_Exercise brief_. Look through the records and report how many lines include the word "不垂直于", with no other words.

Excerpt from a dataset
━━━━━━━━━━━━━━━━━━━━━━━━━━━━━━
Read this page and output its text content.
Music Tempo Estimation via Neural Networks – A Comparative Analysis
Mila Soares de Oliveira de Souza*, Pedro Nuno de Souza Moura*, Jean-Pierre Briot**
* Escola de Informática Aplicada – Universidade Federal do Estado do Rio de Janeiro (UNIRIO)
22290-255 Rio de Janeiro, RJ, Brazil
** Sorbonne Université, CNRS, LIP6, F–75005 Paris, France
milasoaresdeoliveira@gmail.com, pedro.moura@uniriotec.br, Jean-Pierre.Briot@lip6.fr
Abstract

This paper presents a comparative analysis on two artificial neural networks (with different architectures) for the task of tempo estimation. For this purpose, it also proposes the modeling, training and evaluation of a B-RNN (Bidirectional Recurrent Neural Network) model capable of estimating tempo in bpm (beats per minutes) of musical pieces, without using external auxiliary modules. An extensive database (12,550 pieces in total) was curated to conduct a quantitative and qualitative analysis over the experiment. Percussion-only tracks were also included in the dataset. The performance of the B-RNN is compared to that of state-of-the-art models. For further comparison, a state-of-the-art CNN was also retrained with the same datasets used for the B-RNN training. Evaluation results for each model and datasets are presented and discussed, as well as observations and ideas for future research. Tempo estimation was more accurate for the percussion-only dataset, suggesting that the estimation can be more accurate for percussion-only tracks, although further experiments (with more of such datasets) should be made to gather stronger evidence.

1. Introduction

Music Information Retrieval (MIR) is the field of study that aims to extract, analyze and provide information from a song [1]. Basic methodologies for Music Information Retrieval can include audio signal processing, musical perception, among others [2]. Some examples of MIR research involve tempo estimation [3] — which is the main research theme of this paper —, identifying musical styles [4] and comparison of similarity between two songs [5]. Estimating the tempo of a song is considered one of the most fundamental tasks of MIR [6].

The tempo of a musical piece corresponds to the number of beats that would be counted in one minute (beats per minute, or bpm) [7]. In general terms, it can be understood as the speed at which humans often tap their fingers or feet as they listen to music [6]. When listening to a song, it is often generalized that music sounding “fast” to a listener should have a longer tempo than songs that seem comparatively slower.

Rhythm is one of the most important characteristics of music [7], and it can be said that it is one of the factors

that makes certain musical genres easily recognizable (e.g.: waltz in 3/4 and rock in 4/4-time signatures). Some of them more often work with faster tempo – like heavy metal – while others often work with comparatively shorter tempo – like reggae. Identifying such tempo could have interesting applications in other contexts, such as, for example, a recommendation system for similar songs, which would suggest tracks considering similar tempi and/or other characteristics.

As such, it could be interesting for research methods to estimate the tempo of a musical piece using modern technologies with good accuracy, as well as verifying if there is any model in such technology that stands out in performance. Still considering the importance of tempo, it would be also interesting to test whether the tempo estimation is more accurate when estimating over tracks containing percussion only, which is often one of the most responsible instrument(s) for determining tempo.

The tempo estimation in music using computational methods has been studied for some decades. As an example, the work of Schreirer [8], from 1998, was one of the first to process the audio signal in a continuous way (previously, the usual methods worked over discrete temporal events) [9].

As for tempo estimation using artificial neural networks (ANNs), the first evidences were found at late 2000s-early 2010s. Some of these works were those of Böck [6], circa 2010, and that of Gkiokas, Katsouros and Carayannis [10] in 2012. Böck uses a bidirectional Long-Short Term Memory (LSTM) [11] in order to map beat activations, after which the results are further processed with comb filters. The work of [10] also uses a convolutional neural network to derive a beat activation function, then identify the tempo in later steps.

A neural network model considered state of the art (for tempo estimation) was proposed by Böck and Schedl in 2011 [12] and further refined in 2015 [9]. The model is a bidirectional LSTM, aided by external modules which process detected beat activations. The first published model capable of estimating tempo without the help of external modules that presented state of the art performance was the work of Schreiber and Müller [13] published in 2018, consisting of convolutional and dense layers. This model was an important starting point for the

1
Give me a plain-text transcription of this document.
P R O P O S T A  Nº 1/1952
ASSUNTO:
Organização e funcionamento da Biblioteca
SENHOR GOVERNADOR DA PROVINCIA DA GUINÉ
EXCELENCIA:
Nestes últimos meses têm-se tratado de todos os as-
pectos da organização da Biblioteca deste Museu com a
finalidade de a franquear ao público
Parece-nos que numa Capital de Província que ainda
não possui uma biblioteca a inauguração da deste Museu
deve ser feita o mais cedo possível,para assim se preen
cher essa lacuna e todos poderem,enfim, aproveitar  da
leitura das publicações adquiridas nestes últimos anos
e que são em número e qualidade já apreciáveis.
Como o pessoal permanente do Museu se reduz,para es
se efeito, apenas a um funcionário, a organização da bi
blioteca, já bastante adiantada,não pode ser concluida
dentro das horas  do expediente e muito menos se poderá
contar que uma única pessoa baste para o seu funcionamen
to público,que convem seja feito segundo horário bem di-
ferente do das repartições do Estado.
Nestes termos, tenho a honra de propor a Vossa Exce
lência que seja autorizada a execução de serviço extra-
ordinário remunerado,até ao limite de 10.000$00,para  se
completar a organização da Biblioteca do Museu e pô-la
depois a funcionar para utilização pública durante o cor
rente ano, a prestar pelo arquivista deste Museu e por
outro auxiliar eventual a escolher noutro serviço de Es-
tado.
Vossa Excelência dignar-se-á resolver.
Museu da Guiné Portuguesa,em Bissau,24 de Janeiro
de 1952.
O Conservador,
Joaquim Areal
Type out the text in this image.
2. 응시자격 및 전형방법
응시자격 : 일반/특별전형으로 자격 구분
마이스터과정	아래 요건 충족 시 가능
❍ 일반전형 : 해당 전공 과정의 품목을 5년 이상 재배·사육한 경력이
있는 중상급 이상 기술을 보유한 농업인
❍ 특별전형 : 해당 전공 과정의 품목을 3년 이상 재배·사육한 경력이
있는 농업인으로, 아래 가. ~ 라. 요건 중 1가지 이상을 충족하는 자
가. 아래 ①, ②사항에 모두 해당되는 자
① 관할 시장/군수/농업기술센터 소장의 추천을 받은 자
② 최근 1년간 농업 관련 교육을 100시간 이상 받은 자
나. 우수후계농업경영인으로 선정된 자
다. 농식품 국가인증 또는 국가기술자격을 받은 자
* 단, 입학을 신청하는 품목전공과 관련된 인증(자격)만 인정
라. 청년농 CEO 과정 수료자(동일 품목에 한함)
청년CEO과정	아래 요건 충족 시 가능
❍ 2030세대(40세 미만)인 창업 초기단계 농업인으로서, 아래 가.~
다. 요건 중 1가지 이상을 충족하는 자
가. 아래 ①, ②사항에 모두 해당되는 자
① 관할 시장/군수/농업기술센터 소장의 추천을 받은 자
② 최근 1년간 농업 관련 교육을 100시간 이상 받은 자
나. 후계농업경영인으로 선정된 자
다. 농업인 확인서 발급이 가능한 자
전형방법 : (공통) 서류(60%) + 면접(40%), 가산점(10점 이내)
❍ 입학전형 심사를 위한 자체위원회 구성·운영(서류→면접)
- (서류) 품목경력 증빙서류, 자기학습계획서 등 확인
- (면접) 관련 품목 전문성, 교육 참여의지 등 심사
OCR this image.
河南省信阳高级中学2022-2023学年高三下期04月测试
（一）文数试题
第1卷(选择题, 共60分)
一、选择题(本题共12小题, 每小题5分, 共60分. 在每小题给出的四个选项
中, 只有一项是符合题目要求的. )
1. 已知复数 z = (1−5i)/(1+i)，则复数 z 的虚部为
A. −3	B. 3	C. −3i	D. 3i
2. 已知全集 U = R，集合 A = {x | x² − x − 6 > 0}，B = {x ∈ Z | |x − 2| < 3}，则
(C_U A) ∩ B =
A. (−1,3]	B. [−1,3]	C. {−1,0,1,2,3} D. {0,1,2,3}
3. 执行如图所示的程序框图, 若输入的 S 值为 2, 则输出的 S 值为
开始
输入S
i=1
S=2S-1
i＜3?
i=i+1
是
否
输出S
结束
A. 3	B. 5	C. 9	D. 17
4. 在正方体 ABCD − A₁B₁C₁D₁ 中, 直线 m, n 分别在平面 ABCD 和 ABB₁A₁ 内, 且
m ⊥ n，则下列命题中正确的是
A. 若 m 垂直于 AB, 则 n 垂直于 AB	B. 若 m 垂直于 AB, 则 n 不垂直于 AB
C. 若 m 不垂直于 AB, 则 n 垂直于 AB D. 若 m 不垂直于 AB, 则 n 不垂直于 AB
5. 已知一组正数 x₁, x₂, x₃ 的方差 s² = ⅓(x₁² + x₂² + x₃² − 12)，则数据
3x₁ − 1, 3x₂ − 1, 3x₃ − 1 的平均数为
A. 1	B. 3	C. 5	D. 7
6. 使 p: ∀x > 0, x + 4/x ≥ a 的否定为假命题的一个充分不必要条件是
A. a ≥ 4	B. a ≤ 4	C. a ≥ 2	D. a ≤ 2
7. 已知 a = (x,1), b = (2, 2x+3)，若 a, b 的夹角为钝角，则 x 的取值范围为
━━━━━━━━━━━━━━━━━━━━━━━━━━━━━━
_Correct response_. 2